[Stored dataset items]
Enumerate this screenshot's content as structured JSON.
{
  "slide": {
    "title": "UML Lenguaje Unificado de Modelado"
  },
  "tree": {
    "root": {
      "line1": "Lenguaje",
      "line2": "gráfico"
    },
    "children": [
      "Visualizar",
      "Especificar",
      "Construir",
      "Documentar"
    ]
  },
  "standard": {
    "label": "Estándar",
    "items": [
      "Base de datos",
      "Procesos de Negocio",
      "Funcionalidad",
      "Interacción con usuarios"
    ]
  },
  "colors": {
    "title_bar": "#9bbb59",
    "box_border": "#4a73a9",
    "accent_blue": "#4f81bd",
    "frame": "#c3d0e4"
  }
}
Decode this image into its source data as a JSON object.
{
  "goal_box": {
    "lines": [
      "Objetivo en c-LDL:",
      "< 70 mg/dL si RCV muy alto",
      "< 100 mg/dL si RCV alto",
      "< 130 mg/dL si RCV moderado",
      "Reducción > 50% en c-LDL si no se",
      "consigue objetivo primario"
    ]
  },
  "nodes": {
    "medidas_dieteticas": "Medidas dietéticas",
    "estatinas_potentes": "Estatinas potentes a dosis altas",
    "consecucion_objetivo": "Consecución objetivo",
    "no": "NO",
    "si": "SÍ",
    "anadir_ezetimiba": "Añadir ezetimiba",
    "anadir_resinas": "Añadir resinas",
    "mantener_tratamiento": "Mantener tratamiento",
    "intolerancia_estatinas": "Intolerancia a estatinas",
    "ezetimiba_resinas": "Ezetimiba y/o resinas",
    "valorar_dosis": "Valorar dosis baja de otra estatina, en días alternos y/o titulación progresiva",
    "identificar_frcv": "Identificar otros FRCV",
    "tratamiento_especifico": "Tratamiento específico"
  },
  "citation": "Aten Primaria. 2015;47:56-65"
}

> **PROBLEM TO WORK ON**
Find every line in the records above that holds the word "dosis", and copy each one.

> **TASK OUTPUT**
    "estatinas_potentes": "Estatinas potentes a dosis altas",
    "valorar_dosis": "Valorar dosis baja de otra estatina, en días alternos y/o titulación progresiva",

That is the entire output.